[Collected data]
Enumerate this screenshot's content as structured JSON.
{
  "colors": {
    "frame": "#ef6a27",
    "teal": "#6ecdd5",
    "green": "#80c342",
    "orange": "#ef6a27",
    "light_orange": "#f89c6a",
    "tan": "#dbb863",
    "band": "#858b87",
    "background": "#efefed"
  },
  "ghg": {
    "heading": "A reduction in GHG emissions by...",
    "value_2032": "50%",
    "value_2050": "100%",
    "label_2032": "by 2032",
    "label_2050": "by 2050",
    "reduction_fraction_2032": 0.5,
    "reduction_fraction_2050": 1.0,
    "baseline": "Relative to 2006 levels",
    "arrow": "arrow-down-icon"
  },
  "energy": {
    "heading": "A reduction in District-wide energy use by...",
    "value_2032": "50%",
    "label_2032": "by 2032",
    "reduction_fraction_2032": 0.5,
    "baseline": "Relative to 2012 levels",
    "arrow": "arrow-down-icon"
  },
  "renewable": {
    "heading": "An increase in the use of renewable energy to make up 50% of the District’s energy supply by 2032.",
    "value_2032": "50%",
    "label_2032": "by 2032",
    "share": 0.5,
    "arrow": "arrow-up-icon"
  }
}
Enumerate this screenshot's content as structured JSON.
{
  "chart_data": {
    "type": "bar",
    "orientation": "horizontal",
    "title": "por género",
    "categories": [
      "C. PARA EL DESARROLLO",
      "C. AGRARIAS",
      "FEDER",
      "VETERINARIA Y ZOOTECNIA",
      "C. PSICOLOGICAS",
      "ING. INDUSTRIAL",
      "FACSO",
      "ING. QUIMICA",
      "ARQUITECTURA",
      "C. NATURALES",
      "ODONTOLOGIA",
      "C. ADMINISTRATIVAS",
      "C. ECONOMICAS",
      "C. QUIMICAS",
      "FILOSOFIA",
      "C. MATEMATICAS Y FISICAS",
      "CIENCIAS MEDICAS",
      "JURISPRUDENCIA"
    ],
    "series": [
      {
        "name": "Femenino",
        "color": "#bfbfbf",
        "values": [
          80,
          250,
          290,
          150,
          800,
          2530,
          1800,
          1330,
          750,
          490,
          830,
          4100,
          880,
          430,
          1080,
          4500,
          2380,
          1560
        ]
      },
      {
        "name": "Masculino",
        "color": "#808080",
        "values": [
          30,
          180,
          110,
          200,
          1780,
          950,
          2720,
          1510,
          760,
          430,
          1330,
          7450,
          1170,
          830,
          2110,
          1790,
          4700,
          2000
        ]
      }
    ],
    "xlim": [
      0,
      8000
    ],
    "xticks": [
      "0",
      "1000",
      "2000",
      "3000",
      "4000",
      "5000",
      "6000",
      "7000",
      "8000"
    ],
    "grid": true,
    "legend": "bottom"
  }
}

[Exercise objective] Your task is to output the full set of records exactly as presented.

[Solved problem]
Enumerate this screenshot's content as structured JSON.
{
  "colors": {
    "frame": "#ef6a27",
    "teal": "#6ecdd5",
    "green": "#80c342",
    "orange": "#ef6a27",
    "light_orange": "#f89c6a",
    "tan": "#dbb863",
    "band": "#858b87",
    "background": "#efefed"
  },
  "ghg": {
    "heading": "A reduction in GHG emissions by...",
    "value_2032": "50%",
    "value_2050": "100%",
    "label_2032": "by 2032",
    "label_2050": "by 2050",
    "reduction_fraction_2032": 0.5,
    "reduction_fraction_2050": 1.0,
    "baseline": "Relative to 2006 levels",
    "arrow": "arrow-down-icon"
  },
  "energy": {
    "heading": "A reduction in District-wide energy use by...",
    "value_2032": "50%",
    "label_2032": "by 2032",
    "reduction_fraction_2032": 0.5,
    "baseline": "Relative to 2012 levels",
    "arrow": "arrow-down-icon"
  },
  "renewable": {
    "heading": "An increase in the use of renewable energy to make up 50% of the District’s energy supply by 2032.",
    "value_2032": "50%",
    "label_2032": "by 2032",
    "share": 0.5,
    "arrow": "arrow-up-icon"
  }
}
Enumerate this screenshot's content as structured JSON.
{
  "chart_data": {
    "type": "bar",
    "orientation": "horizontal",
    "title": "por género",
    "categories": [
      "C. PARA EL DESARROLLO",
      "C. AGRARIAS",
      "FEDER",
      "VETERINARIA Y ZOOTECNIA",
      "C. PSICOLOGICAS",
      "ING. INDUSTRIAL",
      "FACSO",
      "ING. QUIMICA",
      "ARQUITECTURA",
      "C. NATURALES",
      "ODONTOLOGIA",
      "C. ADMINISTRATIVAS",
      "C. ECONOMICAS",
      "C. QUIMICAS",
      "FILOSOFIA",
      "C. MATEMATICAS Y FISICAS",
      "CIENCIAS MEDICAS",
      "JURISPRUDENCIA"
    ],
    "series": [
      {
        "name": "Femenino",
        "color": "#bfbfbf",
        "values": [
          80,
          250,
          290,
          150,
          800,
          2530,
          1800,
          1330,
          750,
          490,
          830,
          4100,
          880,
          430,
          1080,
          4500,
          2380,
          1560
        ]
      },
      {
        "name": "Masculino",
        "color": "#808080",
        "values": [
          30,
          180,
          110,
          200,
          1780,
          950,
          2720,
          1510,
          760,
          430,
          1330,
          7450,
          1170,
          830,
          2110,
          1790,
          4700,
          2000
        ]
      }
    ],
    "xlim": [
      0,
      8000
    ],
    "xticks": [
      "0",
      "1000",
      "2000",
      "3000",
      "4000",
      "5000",
      "6000",
      "7000",
      "8000"
    ],
    "grid": true,
    "legend": "bottom"
  }
}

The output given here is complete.